WHAT NEEDS TO BE DONE
Extract each line containing the string "viste".

- - - - -

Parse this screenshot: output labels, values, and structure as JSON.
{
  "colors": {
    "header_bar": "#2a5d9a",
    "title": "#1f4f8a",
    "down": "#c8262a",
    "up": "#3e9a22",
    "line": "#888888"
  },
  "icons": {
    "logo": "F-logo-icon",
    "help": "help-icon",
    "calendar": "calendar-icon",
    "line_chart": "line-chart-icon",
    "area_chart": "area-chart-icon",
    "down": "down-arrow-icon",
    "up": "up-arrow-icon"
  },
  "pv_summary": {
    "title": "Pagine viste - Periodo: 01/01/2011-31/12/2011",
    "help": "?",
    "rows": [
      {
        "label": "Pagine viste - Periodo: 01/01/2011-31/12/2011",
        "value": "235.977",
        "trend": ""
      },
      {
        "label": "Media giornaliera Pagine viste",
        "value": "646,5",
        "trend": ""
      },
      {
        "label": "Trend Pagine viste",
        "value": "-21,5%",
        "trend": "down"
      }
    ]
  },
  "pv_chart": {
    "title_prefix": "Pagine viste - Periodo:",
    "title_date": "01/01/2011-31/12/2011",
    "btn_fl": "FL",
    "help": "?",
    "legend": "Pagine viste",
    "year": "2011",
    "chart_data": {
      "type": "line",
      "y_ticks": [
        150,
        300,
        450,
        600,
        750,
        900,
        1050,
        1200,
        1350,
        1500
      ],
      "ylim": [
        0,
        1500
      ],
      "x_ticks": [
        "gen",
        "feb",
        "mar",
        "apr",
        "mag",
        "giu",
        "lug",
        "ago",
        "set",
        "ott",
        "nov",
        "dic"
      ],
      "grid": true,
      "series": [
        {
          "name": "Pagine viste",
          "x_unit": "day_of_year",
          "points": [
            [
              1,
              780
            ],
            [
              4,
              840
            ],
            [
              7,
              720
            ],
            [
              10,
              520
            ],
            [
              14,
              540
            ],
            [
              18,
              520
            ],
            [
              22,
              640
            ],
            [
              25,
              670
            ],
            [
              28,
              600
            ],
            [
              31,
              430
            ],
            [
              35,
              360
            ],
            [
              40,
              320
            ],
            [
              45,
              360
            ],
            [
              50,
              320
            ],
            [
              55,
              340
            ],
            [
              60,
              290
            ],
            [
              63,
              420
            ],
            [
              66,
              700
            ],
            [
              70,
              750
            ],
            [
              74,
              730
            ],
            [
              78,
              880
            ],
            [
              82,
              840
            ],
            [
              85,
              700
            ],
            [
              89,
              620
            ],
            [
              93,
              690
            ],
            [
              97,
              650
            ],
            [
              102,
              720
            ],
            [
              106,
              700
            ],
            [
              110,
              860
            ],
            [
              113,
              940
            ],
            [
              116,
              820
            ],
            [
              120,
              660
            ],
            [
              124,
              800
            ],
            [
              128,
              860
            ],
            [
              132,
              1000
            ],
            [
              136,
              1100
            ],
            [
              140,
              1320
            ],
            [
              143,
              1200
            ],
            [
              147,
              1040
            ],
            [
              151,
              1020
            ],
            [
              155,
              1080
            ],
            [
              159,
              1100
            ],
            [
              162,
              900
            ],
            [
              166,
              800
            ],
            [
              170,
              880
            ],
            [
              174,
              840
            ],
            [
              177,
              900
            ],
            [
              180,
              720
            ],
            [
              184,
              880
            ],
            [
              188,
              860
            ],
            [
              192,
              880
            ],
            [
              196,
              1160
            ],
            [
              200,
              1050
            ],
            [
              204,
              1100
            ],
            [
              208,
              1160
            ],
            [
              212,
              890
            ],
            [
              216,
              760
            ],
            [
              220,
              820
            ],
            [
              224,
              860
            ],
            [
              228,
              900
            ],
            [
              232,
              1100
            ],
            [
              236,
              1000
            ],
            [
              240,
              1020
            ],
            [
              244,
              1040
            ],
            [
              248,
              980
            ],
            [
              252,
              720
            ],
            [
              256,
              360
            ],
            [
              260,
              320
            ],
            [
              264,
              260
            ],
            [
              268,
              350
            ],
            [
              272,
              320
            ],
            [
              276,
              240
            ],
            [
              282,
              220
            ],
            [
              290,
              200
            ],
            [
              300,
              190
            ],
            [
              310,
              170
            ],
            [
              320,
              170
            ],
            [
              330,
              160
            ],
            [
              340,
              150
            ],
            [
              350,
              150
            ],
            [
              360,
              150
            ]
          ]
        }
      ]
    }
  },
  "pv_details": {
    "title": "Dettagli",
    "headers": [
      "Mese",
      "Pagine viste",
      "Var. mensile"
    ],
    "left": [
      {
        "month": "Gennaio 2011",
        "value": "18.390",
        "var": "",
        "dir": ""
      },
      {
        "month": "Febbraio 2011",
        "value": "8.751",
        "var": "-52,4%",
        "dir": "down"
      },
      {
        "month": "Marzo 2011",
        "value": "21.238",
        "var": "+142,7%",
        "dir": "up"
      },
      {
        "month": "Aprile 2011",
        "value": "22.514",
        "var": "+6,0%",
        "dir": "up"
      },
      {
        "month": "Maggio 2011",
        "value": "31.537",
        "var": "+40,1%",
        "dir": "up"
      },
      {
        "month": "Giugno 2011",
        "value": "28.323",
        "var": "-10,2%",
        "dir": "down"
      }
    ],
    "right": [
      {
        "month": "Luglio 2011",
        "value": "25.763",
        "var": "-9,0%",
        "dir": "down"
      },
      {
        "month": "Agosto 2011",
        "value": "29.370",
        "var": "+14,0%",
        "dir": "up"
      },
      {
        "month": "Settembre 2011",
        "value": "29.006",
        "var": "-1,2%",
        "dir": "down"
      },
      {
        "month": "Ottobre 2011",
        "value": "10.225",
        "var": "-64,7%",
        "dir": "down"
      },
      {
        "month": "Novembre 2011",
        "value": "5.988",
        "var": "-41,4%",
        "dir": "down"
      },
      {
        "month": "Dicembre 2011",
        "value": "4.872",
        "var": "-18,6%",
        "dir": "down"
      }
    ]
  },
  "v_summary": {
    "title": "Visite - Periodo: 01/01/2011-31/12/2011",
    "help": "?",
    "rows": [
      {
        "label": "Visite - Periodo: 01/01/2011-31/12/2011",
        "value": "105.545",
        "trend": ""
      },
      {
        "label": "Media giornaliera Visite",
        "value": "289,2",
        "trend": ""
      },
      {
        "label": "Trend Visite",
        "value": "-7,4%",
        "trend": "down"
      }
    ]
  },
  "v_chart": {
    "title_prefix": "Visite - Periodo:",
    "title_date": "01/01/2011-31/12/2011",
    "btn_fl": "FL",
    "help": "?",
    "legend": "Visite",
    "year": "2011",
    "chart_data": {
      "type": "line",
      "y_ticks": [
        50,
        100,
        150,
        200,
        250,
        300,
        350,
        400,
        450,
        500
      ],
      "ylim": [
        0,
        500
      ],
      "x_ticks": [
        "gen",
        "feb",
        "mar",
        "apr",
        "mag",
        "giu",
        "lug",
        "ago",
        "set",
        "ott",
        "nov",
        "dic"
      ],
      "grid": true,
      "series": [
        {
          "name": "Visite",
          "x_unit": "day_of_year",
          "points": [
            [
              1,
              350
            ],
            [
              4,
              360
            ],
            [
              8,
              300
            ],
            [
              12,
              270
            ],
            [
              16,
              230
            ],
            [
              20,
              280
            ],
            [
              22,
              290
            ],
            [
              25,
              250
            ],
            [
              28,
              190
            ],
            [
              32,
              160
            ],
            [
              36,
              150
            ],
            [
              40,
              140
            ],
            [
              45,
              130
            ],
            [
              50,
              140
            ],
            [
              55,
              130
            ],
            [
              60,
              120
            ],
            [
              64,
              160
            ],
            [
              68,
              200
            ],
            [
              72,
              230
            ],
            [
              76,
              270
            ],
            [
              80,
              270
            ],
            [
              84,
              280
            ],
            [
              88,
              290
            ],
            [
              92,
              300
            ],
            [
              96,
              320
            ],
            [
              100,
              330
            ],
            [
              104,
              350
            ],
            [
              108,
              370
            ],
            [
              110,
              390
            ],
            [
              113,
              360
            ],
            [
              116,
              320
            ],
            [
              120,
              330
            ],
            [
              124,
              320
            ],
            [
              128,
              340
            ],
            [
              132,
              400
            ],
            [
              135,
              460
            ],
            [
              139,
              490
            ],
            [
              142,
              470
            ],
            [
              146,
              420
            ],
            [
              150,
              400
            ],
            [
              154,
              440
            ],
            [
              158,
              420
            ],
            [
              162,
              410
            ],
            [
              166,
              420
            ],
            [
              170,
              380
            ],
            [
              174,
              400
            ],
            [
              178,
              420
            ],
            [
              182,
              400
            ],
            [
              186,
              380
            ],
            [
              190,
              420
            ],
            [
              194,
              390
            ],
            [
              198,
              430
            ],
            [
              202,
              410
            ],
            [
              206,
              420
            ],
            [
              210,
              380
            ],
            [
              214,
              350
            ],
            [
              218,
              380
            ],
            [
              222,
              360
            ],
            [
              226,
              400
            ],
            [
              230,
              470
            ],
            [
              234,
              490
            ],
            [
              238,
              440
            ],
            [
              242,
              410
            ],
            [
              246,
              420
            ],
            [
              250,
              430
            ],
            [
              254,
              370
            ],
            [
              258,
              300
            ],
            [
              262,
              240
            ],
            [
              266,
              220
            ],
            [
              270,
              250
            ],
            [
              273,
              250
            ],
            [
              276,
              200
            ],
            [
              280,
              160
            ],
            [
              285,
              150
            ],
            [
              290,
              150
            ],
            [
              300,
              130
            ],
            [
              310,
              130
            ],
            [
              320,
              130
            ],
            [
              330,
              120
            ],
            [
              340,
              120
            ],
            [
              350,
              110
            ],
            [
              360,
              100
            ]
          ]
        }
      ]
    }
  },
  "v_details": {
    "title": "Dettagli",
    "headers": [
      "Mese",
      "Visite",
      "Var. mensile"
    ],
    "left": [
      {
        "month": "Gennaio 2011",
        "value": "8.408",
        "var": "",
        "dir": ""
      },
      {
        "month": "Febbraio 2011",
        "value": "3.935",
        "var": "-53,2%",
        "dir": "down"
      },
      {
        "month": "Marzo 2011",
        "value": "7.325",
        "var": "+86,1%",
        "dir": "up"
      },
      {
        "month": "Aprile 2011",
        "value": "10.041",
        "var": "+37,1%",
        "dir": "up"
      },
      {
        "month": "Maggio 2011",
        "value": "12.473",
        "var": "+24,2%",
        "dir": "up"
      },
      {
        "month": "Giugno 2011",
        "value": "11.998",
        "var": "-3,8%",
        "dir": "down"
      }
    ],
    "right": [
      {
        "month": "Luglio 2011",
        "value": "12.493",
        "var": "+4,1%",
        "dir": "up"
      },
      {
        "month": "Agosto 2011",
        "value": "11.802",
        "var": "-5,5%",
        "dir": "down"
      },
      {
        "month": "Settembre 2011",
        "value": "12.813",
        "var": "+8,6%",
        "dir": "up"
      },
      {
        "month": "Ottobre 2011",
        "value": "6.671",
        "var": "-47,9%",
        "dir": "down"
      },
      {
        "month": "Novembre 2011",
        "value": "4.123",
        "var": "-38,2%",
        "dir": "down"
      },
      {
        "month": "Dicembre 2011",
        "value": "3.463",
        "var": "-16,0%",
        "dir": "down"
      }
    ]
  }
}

- - - - -

SOLUTION TO THE PROBLEM
    "title": "Pagine viste - Periodo: 01/01/2011-31/12/2011",
        "label": "Pagine viste - Periodo: 01/01/2011-31/12/2011",
        "label": "Media giornaliera Pagine viste",
        "label": "Trend Pagine viste",
    "title_prefix": "Pagine viste - Periodo:",
    "legend": "Pagine viste",
          "name": "Pagine viste",
      "Pagine viste",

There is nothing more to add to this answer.